Copy all lines below exactly as written. Leave pictures out.
--- BEGIN ---
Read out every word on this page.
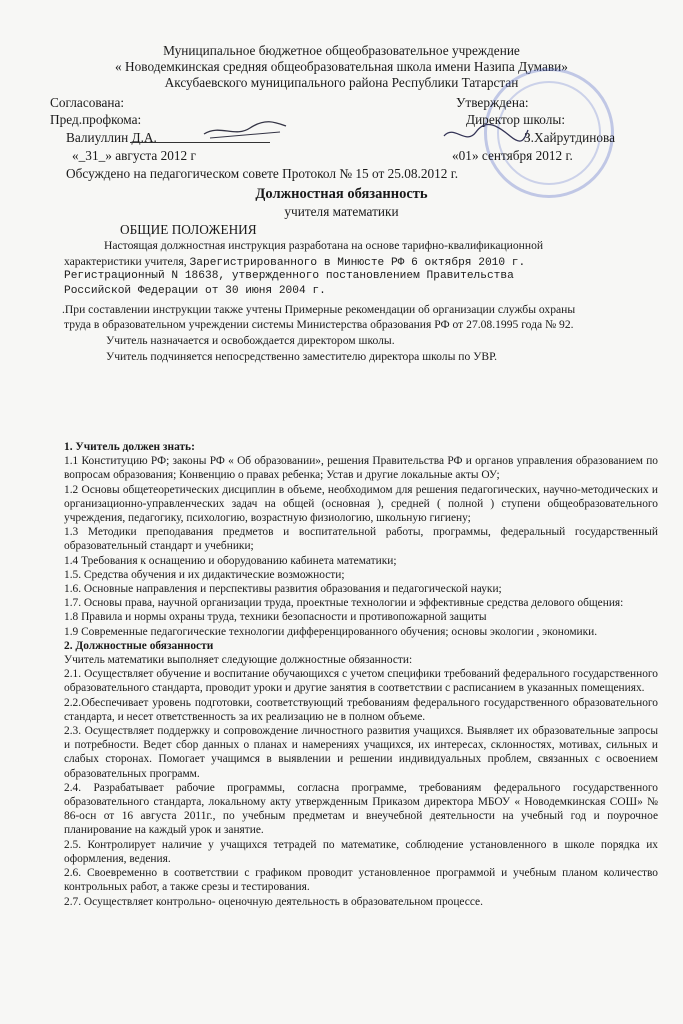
Муниципальное бюджетное общеобразовательное учреждение
« Новодемкинская средняя общеобразовательная школа имени Назипа Думави»
Аксубаевского муниципального района Республики Татарстан
Согласована:
Пред.профкома:
Валиуллин Д.А.
«_31_» августа 2012 г
Утверждена:
Директор школы:
З.Хайрутдинова
«01» сентября 2012 г.
Обсуждено на педагогическом совете Протокол № 15 от 25.08.2012 г.
Должностная обязанность
учителя математики
ОБЩИЕ ПОЛОЖЕНИЯ
Настоящая должностная инструкция разработана на основе тарифно-квалификационной
характеристики учителя, Зарегистрированного в Минюсте РФ 6 октября 2010 г.
Регистрационный N 18638, утвержденного постановлением Правительства
Российской Федерации от 30 июня 2004 г.
.При составлении инструкции также учтены Примерные рекомендации об организации службы охраны
труда в образовательном учреждении системы Министерства образования РФ от 27.08.1995 года № 92.
Учитель назначается и освобождается директором школы.
Учитель подчиняется непосредственно заместителю директора школы по УВР.

1. Учитель должен знать:

1.1 Конституцию РФ; законы РФ « Об образовании», решения Правительства РФ и органов управления образованием по вопросам образования; Конвенцию о правах ребенка; Устав и другие локальные акты ОУ;

1.2 Основы общетеоретических дисциплин в объеме, необходимом для решения педагогических, научно-методических и организационно-управленческих задач на общей (основная ), средней ( полной ) ступени общеобразовательного учреждения, педагогику, психологию, возрастную физиологию, школьную гигиену;

1.3 Методики преподавания предметов и воспитательной работы, программы, федеральный государственный образовательный стандарт и учебники;

1.4 Требования к оснащению и оборудованию кабинета математики;

1.5. Средства обучения и их дидактические возможности;

1.6. Основные направления и перспективы развития образования и педагогической науки;

1.7. Основы права, научной организации труда, проектные технологии и эффективные средства делового общения:

1.8 Правила и нормы охраны труда, техники безопасности и противопожарной защиты

1.9 Современные педагогические технологии дифференцированного обучения; основы экологии , экономики.

2. Должностные обязанности

Учитель математики выполняет следующие должностные обязанности:

2.1. Осуществляет обучение и воспитание обучающихся с учетом специфики требований федерального государственного образовательного стандарта, проводит уроки и другие занятия в соответствии с расписанием в указанных помещениях.

2.2.Обеспечивает уровень подготовки, соответствующий требованиям федерального государственного образовательного стандарта, и несет ответственность за их реализацию не в полном объеме.

2.3. Осуществляет поддержку и сопровождение личностного развития учащихся. Выявляет их образовательные запросы и потребности. Ведет сбор данных о планах и намерениях учащихся, их интересах, склонностях, мотивах, сильных и слабых сторонах. Помогает учащимся в выявлении и решении индивидуальных проблем, связанных с освоением образовательных программ.

2.4. Разрабатывает рабочие программы, согласна программе, требованиям федерального государственного образовательного стандарта, локальному акту утвержденным Приказом директора МБОУ « Новодемкинская СОШ» № 86-осн от 16 августа 2011г., по учебным предметам и внеучебной деятельности на учебный год и поурочное планирование на каждый урок и занятие.

2.5. Контролирует наличие у учащихся тетрадей по математике, соблюдение установленного в школе порядка их оформления, ведения.

2.6. Своевременно в соответствии с графиком проводит установленное программой и учебным планом количество контрольных работ, а также срезы и тестирования.

2.7. Осуществляет контрольно- оценочную деятельность в образовательном процессе.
--- END ---
COMPLETE OUTPUT:
Read out every word on this page.
Муниципальное бюджетное общеобразовательное учреждение
« Новодемкинская средняя общеобразовательная школа имени Назипа Думави»
Аксубаевского муниципального района Республики Татарстан
Согласована:
Пред.профкома:
Валиуллин Д.А.
«_31_» августа 2012 г
Утверждена:
Директор школы:
З.Хайрутдинова
«01» сентября 2012 г.
Обсуждено на педагогическом совете Протокол № 15 от 25.08.2012 г.
Должностная обязанность
учителя математики
ОБЩИЕ ПОЛОЖЕНИЯ
Настоящая должностная инструкция разработана на основе тарифно-квалификационной
характеристики учителя, Зарегистрированного в Минюсте РФ 6 октября 2010 г.
Регистрационный N 18638, утвержденного постановлением Правительства
Российской Федерации от 30 июня 2004 г.
.При составлении инструкции также учтены Примерные рекомендации об организации службы охраны
труда в образовательном учреждении системы Министерства образования РФ от 27.08.1995 года № 92.
Учитель назначается и освобождается директором школы.
Учитель подчиняется непосредственно заместителю директора школы по УВР.

1. Учитель должен знать:

1.1 Конституцию РФ; законы РФ « Об образовании», решения Правительства РФ и органов управления образованием по вопросам образования; Конвенцию о правах ребенка; Устав и другие локальные акты ОУ;

1.2 Основы общетеоретических дисциплин в объеме, необходимом для решения педагогических, научно-методических и организационно-управленческих задач на общей (основная ), средней ( полной ) ступени общеобразовательного учреждения, педагогику, психологию, возрастную физиологию, школьную гигиену;

1.3 Методики преподавания предметов и воспитательной работы, программы, федеральный государственный образовательный стандарт и учебники;

1.4 Требования к оснащению и оборудованию кабинета математики;

1.5. Средства обучения и их дидактические возможности;

1.6. Основные направления и перспективы развития образования и педагогической науки;

1.7. Основы права, научной организации труда, проектные технологии и эффективные средства делового общения:

1.8 Правила и нормы охраны труда, техники безопасности и противопожарной защиты

1.9 Современные педагогические технологии дифференцированного обучения; основы экологии , экономики.

2. Должностные обязанности

Учитель математики выполняет следующие должностные обязанности:

2.1. Осуществляет обучение и воспитание обучающихся с учетом специфики требований федерального государственного образовательного стандарта, проводит уроки и другие занятия в соответствии с расписанием в указанных помещениях.

2.2.Обеспечивает уровень подготовки, соответствующий требованиям федерального государственного образовательного стандарта, и несет ответственность за их реализацию не в полном объеме.

2.3. Осуществляет поддержку и сопровождение личностного развития учащихся. Выявляет их образовательные запросы и потребности. Ведет сбор данных о планах и намерениях учащихся, их интересах, склонностях, мотивах, сильных и слабых сторонах. Помогает учащимся в выявлении и решении индивидуальных проблем, связанных с освоением образовательных программ.

2.4. Разрабатывает рабочие программы, согласна программе, требованиям федерального государственного образовательного стандарта, локальному акту утвержденным Приказом директора МБОУ « Новодемкинская СОШ» № 86-осн от 16 августа 2011г., по учебным предметам и внеучебной деятельности на учебный год и поурочное планирование на каждый урок и занятие.

2.5. Контролирует наличие у учащихся тетрадей по математике, соблюдение установленного в школе порядка их оформления, ведения.

2.6. Своевременно в соответствии с графиком проводит установленное программой и учебным планом количество контрольных работ, а также срезы и тестирования.

2.7. Осуществляет контрольно- оценочную деятельность в образовательном процессе.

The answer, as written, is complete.